Goal:
Your task is to locate every line holding the string "Prikažejo" and to copy each of them.

Raw records:
——————————
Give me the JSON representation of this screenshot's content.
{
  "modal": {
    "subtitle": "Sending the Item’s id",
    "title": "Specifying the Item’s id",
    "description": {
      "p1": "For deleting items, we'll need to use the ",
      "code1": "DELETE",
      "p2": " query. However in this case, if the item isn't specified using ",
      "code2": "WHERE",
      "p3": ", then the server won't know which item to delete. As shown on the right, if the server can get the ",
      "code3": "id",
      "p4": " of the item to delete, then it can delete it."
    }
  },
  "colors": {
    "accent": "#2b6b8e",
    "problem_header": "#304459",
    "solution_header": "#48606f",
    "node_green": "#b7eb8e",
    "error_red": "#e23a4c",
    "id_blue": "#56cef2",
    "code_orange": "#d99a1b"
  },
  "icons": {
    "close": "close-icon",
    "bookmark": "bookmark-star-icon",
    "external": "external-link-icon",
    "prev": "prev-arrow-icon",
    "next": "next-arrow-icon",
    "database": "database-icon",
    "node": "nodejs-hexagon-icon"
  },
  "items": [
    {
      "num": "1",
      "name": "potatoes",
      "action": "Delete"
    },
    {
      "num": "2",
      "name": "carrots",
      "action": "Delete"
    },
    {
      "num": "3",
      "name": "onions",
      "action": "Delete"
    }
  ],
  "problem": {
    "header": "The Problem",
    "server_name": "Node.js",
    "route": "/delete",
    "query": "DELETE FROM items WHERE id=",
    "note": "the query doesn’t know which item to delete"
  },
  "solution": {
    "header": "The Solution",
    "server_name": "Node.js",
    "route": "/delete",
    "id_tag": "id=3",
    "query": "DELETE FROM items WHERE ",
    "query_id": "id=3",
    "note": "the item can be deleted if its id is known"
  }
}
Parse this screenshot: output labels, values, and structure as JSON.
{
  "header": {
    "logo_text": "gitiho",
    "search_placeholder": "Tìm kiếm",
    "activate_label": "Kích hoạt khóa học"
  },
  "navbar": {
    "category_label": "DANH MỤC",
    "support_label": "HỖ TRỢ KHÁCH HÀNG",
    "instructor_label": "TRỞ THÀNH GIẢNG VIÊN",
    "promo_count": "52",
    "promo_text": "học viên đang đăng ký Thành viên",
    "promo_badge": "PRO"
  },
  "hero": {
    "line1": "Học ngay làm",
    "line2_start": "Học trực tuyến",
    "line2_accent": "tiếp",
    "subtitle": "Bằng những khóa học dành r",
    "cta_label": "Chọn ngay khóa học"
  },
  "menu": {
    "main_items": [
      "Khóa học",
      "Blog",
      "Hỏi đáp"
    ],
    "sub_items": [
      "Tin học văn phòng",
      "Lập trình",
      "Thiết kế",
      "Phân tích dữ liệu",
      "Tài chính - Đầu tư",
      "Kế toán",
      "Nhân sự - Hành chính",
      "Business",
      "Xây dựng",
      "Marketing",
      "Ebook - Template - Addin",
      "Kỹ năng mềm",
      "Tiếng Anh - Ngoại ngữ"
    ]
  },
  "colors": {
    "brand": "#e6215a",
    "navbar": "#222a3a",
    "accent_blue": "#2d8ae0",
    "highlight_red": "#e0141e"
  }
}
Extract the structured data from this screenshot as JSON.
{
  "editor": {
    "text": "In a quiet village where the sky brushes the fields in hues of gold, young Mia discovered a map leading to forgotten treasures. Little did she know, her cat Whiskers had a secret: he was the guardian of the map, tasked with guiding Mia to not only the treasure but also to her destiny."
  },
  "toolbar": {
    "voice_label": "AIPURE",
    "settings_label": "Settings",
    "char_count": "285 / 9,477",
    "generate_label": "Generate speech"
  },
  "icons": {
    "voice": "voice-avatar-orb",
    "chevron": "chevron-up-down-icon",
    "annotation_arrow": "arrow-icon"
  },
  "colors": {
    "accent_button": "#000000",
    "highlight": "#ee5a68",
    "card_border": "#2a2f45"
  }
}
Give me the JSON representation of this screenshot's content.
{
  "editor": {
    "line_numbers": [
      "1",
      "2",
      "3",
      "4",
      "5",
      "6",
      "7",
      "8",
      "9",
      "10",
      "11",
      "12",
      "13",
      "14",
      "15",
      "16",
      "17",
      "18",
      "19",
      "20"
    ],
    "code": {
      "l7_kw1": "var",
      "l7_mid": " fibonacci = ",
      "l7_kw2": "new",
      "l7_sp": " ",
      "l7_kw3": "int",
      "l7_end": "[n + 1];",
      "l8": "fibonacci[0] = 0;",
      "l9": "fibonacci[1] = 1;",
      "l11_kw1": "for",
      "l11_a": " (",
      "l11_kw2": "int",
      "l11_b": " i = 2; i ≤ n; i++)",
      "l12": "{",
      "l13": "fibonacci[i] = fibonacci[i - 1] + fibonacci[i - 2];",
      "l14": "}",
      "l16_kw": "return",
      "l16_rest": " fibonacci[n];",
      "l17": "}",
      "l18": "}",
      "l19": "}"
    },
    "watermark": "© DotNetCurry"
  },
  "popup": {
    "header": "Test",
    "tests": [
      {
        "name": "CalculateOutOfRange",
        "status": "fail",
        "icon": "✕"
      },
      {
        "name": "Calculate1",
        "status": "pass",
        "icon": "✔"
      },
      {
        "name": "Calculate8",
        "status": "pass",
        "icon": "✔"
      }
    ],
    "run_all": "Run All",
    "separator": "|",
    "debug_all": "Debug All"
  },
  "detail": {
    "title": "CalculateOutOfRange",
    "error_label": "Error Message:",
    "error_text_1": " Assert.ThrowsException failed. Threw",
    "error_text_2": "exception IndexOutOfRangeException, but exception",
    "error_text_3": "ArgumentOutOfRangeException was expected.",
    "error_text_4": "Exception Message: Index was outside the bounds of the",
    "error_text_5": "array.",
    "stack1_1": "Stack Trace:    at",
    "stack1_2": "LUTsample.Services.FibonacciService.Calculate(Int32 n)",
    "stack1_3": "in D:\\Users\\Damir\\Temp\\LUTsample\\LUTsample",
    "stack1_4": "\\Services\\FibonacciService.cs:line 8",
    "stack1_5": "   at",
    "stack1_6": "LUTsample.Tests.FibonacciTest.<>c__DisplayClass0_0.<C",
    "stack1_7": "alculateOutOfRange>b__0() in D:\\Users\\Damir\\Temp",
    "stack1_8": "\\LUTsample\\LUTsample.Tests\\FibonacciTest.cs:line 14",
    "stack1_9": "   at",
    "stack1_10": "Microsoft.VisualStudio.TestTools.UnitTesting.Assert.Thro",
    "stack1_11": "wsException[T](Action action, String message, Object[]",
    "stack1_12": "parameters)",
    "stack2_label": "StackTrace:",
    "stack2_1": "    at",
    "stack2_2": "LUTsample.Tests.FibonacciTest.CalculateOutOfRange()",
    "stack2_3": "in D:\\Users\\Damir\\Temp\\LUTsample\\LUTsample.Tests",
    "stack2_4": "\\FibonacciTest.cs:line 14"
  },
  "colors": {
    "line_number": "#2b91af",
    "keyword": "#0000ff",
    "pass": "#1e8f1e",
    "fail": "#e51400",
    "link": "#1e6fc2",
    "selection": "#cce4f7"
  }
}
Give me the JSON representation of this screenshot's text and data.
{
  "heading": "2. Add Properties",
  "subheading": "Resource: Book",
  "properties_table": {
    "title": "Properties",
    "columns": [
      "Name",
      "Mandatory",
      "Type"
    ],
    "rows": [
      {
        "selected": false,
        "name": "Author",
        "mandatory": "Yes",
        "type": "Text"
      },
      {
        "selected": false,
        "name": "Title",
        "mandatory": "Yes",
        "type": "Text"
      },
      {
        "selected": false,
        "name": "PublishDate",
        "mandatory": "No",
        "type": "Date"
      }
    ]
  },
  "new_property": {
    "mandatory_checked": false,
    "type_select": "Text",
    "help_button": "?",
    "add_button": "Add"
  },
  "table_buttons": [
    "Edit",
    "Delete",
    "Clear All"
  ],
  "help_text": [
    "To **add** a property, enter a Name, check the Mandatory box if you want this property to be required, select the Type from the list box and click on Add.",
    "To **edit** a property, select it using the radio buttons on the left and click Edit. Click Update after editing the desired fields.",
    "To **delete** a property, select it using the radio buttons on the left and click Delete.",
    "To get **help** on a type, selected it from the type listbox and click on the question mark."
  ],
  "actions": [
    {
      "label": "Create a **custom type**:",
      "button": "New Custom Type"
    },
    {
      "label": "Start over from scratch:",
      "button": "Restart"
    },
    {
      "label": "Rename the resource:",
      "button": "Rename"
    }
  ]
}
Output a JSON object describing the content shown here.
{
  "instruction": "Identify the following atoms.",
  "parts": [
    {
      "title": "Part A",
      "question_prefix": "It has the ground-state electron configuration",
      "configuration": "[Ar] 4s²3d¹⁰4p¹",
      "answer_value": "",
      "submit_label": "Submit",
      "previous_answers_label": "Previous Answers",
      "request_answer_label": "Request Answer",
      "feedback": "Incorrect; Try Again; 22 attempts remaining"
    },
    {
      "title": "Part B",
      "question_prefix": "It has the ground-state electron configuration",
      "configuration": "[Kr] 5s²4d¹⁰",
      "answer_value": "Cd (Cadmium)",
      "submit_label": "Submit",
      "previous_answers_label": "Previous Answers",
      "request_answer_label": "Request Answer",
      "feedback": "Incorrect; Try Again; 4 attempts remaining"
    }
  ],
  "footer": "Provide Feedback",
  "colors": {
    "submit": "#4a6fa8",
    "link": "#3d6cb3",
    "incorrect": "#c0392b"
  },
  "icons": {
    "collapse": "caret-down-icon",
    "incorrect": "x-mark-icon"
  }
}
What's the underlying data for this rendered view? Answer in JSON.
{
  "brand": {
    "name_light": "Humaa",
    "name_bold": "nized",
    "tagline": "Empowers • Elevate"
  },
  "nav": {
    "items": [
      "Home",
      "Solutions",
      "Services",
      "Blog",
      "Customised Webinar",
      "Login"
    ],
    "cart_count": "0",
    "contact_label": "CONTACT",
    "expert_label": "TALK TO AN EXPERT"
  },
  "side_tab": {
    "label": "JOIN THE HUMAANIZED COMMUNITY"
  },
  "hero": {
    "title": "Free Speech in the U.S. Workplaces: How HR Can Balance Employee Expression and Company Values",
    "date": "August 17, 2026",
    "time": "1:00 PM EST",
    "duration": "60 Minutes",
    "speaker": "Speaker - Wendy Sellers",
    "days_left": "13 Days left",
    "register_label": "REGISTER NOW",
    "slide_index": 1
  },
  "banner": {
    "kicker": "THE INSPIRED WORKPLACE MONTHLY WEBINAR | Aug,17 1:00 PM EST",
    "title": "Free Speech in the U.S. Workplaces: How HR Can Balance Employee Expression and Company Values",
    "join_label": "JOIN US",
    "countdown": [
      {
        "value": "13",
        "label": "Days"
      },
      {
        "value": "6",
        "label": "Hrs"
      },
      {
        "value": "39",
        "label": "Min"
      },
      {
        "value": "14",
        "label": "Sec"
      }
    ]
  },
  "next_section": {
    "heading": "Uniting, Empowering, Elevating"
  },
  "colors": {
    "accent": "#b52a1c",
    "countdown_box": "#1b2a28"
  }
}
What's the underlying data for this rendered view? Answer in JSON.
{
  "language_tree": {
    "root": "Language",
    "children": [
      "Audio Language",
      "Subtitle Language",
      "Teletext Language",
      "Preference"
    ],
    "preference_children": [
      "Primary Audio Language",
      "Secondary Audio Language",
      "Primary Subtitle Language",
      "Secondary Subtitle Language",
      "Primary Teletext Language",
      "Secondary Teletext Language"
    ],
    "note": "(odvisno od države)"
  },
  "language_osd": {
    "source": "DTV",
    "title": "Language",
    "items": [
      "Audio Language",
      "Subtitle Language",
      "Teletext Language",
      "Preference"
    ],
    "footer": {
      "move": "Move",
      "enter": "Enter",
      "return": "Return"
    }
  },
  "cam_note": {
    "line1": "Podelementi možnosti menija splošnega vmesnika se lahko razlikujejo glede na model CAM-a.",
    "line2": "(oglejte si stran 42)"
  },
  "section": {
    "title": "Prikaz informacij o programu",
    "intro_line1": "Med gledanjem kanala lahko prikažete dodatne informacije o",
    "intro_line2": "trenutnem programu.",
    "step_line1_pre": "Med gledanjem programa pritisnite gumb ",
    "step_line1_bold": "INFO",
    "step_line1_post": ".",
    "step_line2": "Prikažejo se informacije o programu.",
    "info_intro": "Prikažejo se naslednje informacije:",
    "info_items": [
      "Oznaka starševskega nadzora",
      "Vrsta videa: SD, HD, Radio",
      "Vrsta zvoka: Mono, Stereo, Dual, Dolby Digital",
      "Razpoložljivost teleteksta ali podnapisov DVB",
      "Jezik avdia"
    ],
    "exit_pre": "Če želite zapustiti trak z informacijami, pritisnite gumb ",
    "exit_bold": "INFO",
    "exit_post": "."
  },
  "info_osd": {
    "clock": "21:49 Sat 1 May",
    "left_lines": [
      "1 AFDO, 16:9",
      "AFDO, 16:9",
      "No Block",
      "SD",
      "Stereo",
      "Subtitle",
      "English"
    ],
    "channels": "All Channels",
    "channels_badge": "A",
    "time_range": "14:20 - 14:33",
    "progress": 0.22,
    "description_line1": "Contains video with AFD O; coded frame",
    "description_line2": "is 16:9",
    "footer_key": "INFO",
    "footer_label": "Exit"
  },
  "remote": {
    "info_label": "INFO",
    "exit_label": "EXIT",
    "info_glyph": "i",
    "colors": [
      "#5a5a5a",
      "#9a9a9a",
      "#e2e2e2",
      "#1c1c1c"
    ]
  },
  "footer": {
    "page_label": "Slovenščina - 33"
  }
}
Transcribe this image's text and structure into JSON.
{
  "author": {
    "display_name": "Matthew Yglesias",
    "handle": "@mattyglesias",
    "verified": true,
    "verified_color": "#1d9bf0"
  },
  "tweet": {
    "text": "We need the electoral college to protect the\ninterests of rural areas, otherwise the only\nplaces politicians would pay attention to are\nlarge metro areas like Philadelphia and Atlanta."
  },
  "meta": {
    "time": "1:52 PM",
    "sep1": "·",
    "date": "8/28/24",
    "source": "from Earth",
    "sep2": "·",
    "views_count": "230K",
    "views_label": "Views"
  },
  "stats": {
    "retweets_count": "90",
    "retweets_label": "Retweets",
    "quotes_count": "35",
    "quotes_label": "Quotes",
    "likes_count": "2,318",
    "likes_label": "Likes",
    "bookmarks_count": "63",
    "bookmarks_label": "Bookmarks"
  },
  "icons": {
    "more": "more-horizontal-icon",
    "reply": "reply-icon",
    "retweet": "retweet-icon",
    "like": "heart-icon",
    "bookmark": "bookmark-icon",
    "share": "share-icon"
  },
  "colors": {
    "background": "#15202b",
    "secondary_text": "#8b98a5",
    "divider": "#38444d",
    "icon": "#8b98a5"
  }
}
——————————
Output below:
    "step_line2": "Prikažejo se informacije o programu.",
    "info_intro": "Prikažejo se naslednje informacije:",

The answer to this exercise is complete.